## Short problem
Your task is to filter the data below down to the lines holding "Balloon".
━━━ Available data ━━━
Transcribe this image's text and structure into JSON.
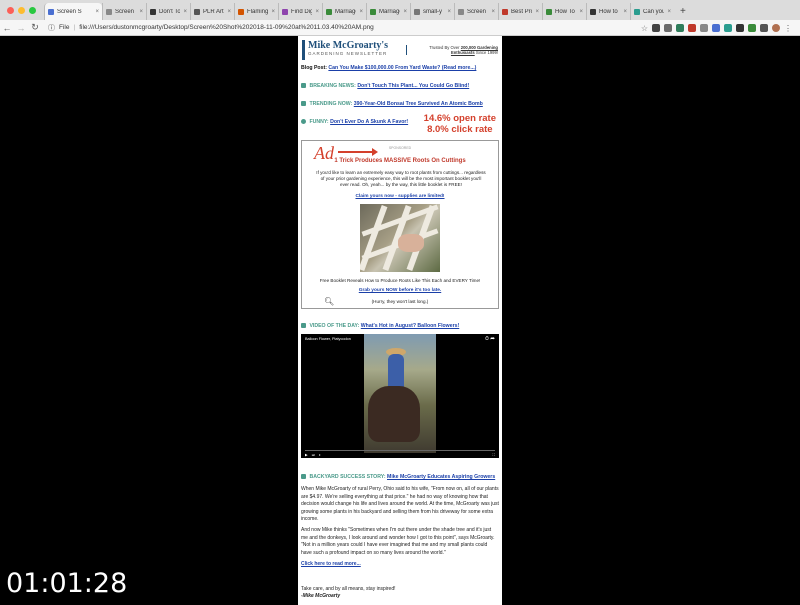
{
  "browser": {
    "tabs": [
      {
        "label": "Screen S",
        "active": true
      },
      {
        "label": "Screen S"
      },
      {
        "label": "Don't To"
      },
      {
        "label": "PLR Arti"
      },
      {
        "label": "Flaming"
      },
      {
        "label": "Find Dig"
      },
      {
        "label": "Marriage"
      },
      {
        "label": "Marriage"
      },
      {
        "label": "small-y"
      },
      {
        "label": "Screen S"
      },
      {
        "label": "Best Pro"
      },
      {
        "label": "How To"
      },
      {
        "label": "How to"
      },
      {
        "label": "Can you"
      }
    ],
    "new_tab": "+",
    "url_prefix": "File",
    "url": "file:///Users/dustonmcgroarty/Desktop/Screen%20Shot%202018-11-09%20at%2011.03.40%20AM.png",
    "colors": {
      "close": "#fc5f57",
      "minimize": "#fdbc2e",
      "maximize": "#28c840"
    }
  },
  "newsletter": {
    "logo_line1": "Mike McGroarty's",
    "logo_line2": "GARDENING NEWSLETTER",
    "trusted_prefix": "Trusted By Over",
    "trusted_count": "200,000 Gardening",
    "trusted_link": "Enthusiasts",
    "trusted_suffix": "Since 1999!",
    "blog_label": "Blog Post:",
    "blog_link": "Can You Make $100,000.00 From Yard Waste? (Read more...)",
    "breaking_label": "BREAKING NEWS:",
    "breaking_link": "Don't Touch This Plant... You Could Go Blind!",
    "trending_label": "TRENDING NOW:",
    "trending_link": "390-Year-Old Bonsai Tree Survived An Atomic Bomb",
    "funny_label": "FUNNY:",
    "funny_link": "Don't Ever Do A Skunk A Favor!",
    "open_rate": "14.6% open rate",
    "click_rate": "8.0% click rate",
    "ad": {
      "annotation": "Ad",
      "sponsored": "SPONSORED",
      "headline": "1 Trick Produces MASSIVE Roots On Cuttings",
      "body": "If you'd like to learn an extremely easy way to root plants from cuttings... regardless of your prior gardening experience, this will be the most important booklet you'll ever read. Oh, yeah... by the way, this little booklet is FREE!",
      "claim": "Claim yours now - supplies are limited!",
      "free_line": "Free Booklet Reveals How to Produce Roots Like This Each and EVERY Time!",
      "grab": "Grab yours NOW before it's too late.",
      "hurry": "(Hurry, they won't last long.)"
    },
    "video_label": "VIDEO OF THE DAY:",
    "video_link": "What's Hot in August? Balloon Flowers!",
    "video_title": "Balloon Flower, Platycodon",
    "success_label": "BACKYARD SUCCESS STORY:",
    "success_link": "Mike McGroarty Educates Aspiring Growers",
    "para1": "When Mike McGroarty of rural Perry, Ohio said to his wife, \"From now on, all of our plants are $4.97. We're selling everything at that price.\" he had no way of knowing how that decision would change his life and lives around the world. At the time, McGroarty was just growing some plants in his backyard and selling them from his driveway for some extra income.",
    "para2": "And now Mike thinks \"Sometimes when I'm out there under the shade tree and it's just me and the donkeys, I look around and wonder how I got to this point\", says McGroarty. \"Not in a million years could I have ever imagined that me and my small plants could have such a profound impact on so many lives around the world.\"",
    "read_more": "Click here to read more...",
    "signoff1": "Take care, and by all means, stay inspired!",
    "signoff2": "-Mike McGroarty"
  },
  "overlay": {
    "timer": "01:01:28"
  }
}
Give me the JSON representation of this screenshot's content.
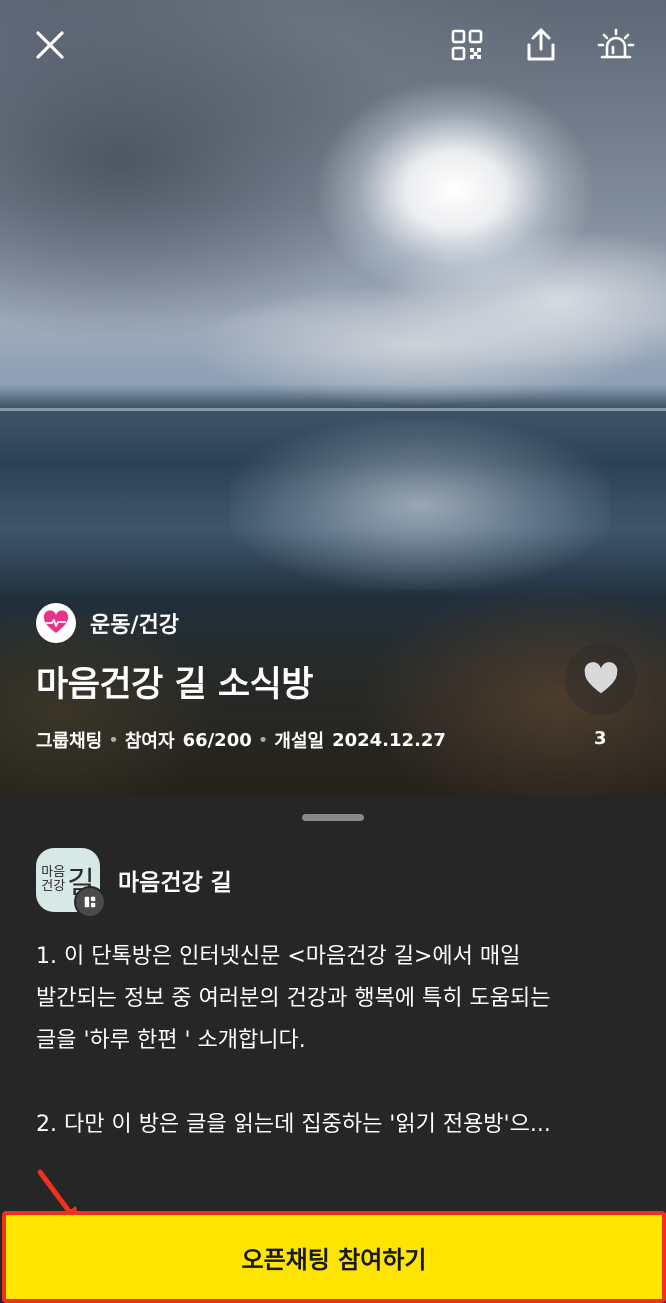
{
  "header": {
    "close_icon": "close-icon",
    "qr_icon": "qr-code-icon",
    "share_icon": "share-icon",
    "report_icon": "siren-icon"
  },
  "room": {
    "category": "운동/건강",
    "title": "마음건강 길 소식방",
    "type_label": "그룹채팅",
    "participants_label": "참여자",
    "participants_value": "66/200",
    "opened_label": "개설일",
    "opened_value": "2024.12.27",
    "like_count": "3"
  },
  "host": {
    "avatar_line1": "마음",
    "avatar_line2": "건강",
    "avatar_big": "길",
    "name": "마음건강 길"
  },
  "description": "1. 이 단톡방은 인터넷신문 <마음건강 길>에서 매일\n발간되는 정보 중 여러분의 건강과 행복에 특히 도움되는\n글을 '하루 한편 ' 소개합니다.\n\n2. 다만 이 방은 글을 읽는데 집중하는 '읽기 전용방'으...",
  "cta": {
    "join_label": "오픈채팅 참여하기"
  },
  "colors": {
    "cta_bg": "#fee500",
    "highlight": "#f0321c",
    "category_icon": "#e8338a"
  }
}
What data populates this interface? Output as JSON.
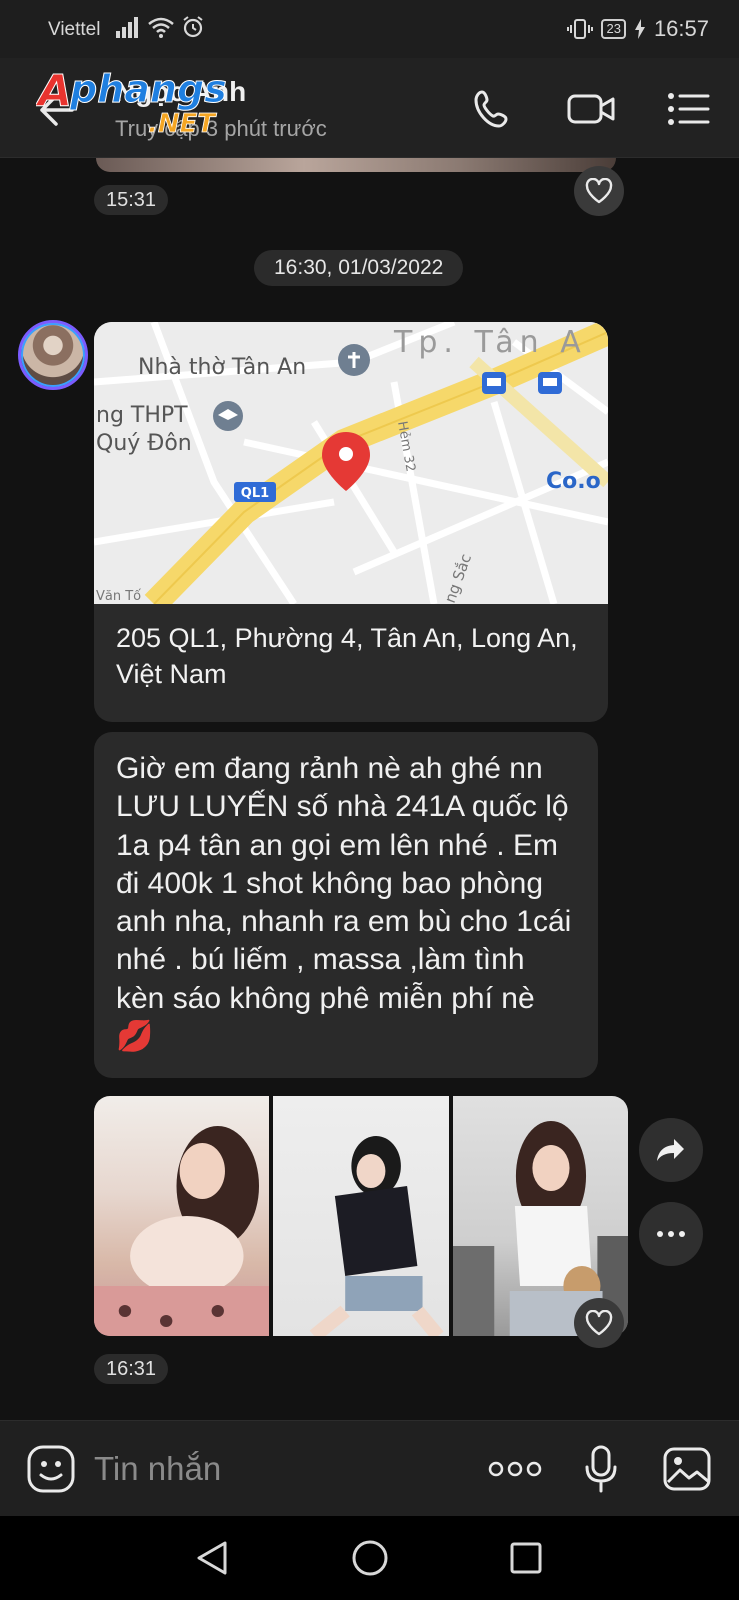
{
  "status_bar": {
    "carrier": "Viettel",
    "battery": "23",
    "time": "16:57"
  },
  "header": {
    "contact_name": "Ngọc Anh",
    "contact_status": "Truy cập 3 phút trước",
    "watermark_logo": "Aphangs .NET",
    "icons": [
      "back-arrow-icon",
      "phone-icon",
      "video-call-icon",
      "menu-icon"
    ]
  },
  "chat": {
    "first_time": "15:31",
    "date_divider": "16:30, 01/03/2022",
    "location": {
      "address": "205 QL1, Phường 4, Tân An, Long An, Việt Nam",
      "map_labels": {
        "church": "Nhà thờ Tân An",
        "city": "Tp. Tân A",
        "school_line1": "ng THPT",
        "school_line2": "Quý Đôn",
        "road": "QL1",
        "alley": "Hẻm 32",
        "street_left": "Văn Tố",
        "street_bottom": "ng Sắc",
        "corner": "Co.o"
      }
    },
    "message_text": "Giờ em đang rảnh nè ah ghé nn LƯU LUYẾN số nhà 241A quốc lộ 1a p4 tân an gọi em lên nhé . Em đi 400k 1 shot không bao phòng anh nha, nhanh ra em bù cho 1cái nhé . bú liếm , massa ,làm tình kèn sáo không phê miễn phí nè 💋",
    "second_time": "16:31"
  },
  "composer": {
    "placeholder": "Tin nhắn"
  },
  "colors": {
    "background": "#121212",
    "bubble": "#2a2a2a",
    "map_pin": "#e53935",
    "road": "#f6d86a"
  }
}
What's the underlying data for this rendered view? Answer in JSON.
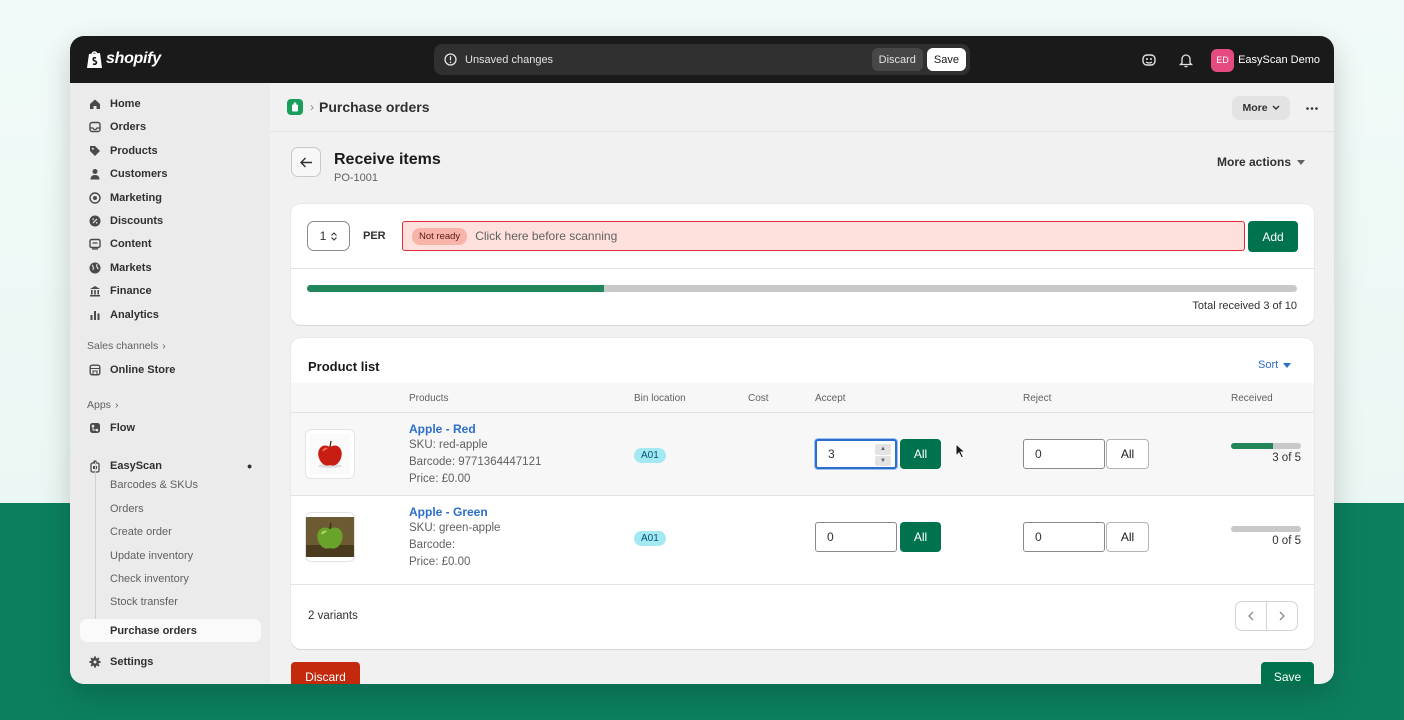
{
  "topbar": {
    "logo_text": "shopify",
    "unsaved_text": "Unsaved changes",
    "discard_label": "Discard",
    "save_label": "Save",
    "avatar_initials": "ED",
    "store_name": "EasyScan Demo"
  },
  "sidebar": {
    "items": [
      {
        "label": "Home",
        "icon": "home-icon"
      },
      {
        "label": "Orders",
        "icon": "inbox-icon"
      },
      {
        "label": "Products",
        "icon": "tag-icon"
      },
      {
        "label": "Customers",
        "icon": "person-icon"
      },
      {
        "label": "Marketing",
        "icon": "target-icon"
      },
      {
        "label": "Discounts",
        "icon": "discount-icon"
      },
      {
        "label": "Content",
        "icon": "content-icon"
      },
      {
        "label": "Markets",
        "icon": "globe-icon"
      },
      {
        "label": "Finance",
        "icon": "bank-icon"
      },
      {
        "label": "Analytics",
        "icon": "bar-chart-icon"
      }
    ],
    "sales_channels_label": "Sales channels",
    "online_store": "Online Store",
    "apps_label": "Apps",
    "flow": "Flow",
    "easyscan": "EasyScan",
    "easyscan_sub": [
      "Barcodes & SKUs",
      "Orders",
      "Create order",
      "Update inventory",
      "Check inventory",
      "Stock transfer",
      "Purchase orders"
    ],
    "settings": "Settings"
  },
  "header": {
    "breadcrumb": "Purchase orders",
    "more_label": "More"
  },
  "page": {
    "title": "Receive items",
    "subtitle": "PO-1001",
    "more_actions": "More actions"
  },
  "scan_card": {
    "quantity": "1",
    "per_label": "PER",
    "status_badge": "Not ready",
    "scan_placeholder": "Click here before scanning",
    "add_label": "Add",
    "progress": 0.3,
    "total_text": "Total received 3 of 10"
  },
  "product_list": {
    "title": "Product list",
    "sort_label": "Sort",
    "columns": [
      "Products",
      "Bin location",
      "Cost",
      "Accept",
      "Reject",
      "Received"
    ],
    "rows": [
      {
        "name": "Apple - Red",
        "sku": "SKU: red-apple",
        "barcode": "Barcode: 9771364447121",
        "price": "Price: £0.00",
        "bin": "A01",
        "accept": "3",
        "accept_all": "All",
        "reject": "0",
        "reject_all": "All",
        "received_fraction": 0.6,
        "received_text": "3 of 5"
      },
      {
        "name": "Apple - Green",
        "sku": "SKU: green-apple",
        "barcode": "Barcode:",
        "price": "Price: £0.00",
        "bin": "A01",
        "accept": "0",
        "accept_all": "All",
        "reject": "0",
        "reject_all": "All",
        "received_fraction": 0,
        "received_text": "0 of 5"
      }
    ],
    "variants_text": "2 variants"
  },
  "footer": {
    "discard_label": "Discard",
    "save_label": "Save"
  },
  "colors": {
    "primary": "#00734e",
    "critical": "#c4290e",
    "link": "#2c6ecb"
  }
}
━━━
## Answer for the task
    "video_link": "What's Hot in August? Balloon Flowers!",
    "video_title": "Balloon Flower, Platycodon",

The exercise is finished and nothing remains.